With the images removed, repeat the data below exactly.

(Dataset rows about figures)
------------------------------------------------------------------------

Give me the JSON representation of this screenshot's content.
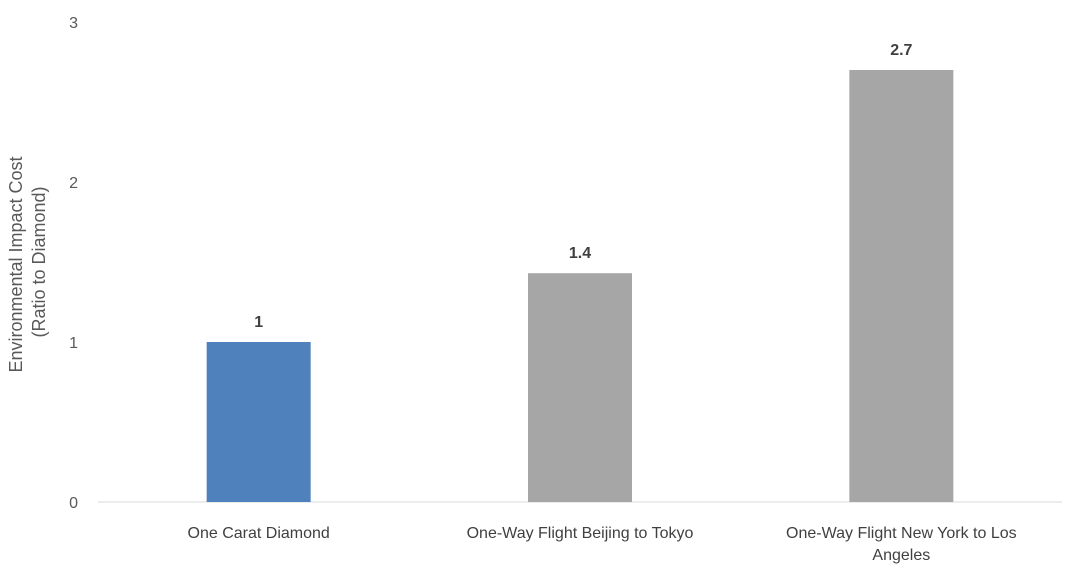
{
  "chart_data": {
    "type": "bar",
    "categories": [
      "One Carat Diamond",
      "One-Way Flight Beijing to Tokyo",
      "One-Way Flight New York to Los Angeles"
    ],
    "values": [
      1,
      1.43,
      2.7
    ],
    "data_labels": [
      "1",
      "1.4",
      "2.7"
    ],
    "bar_colors": [
      "#4f81bd",
      "#a6a6a6",
      "#a6a6a6"
    ],
    "ylabel_line1": "Environmental Impact Cost",
    "ylabel_line2": "(Ratio to Diamond)",
    "ylim": [
      0,
      3
    ],
    "yticks": [
      0,
      1,
      2,
      3
    ],
    "grid": false
  }
}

------------------------------------------------------------------------

**EXPECTED ANSWER:**
Give me the JSON representation of this screenshot's content.
{
  "chart_data": {
    "type": "bar",
    "categories": [
      "One Carat Diamond",
      "One-Way Flight Beijing to Tokyo",
      "One-Way Flight New York to Los Angeles"
    ],
    "values": [
      1,
      1.43,
      2.7
    ],
    "data_labels": [
      "1",
      "1.4",
      "2.7"
    ],
    "bar_colors": [
      "#4f81bd",
      "#a6a6a6",
      "#a6a6a6"
    ],
    "ylabel_line1": "Environmental Impact Cost",
    "ylabel_line2": "(Ratio to Diamond)",
    "ylim": [
      0,
      3
    ],
    "yticks": [
      0,
      1,
      2,
      3
    ],
    "grid": false
  }
}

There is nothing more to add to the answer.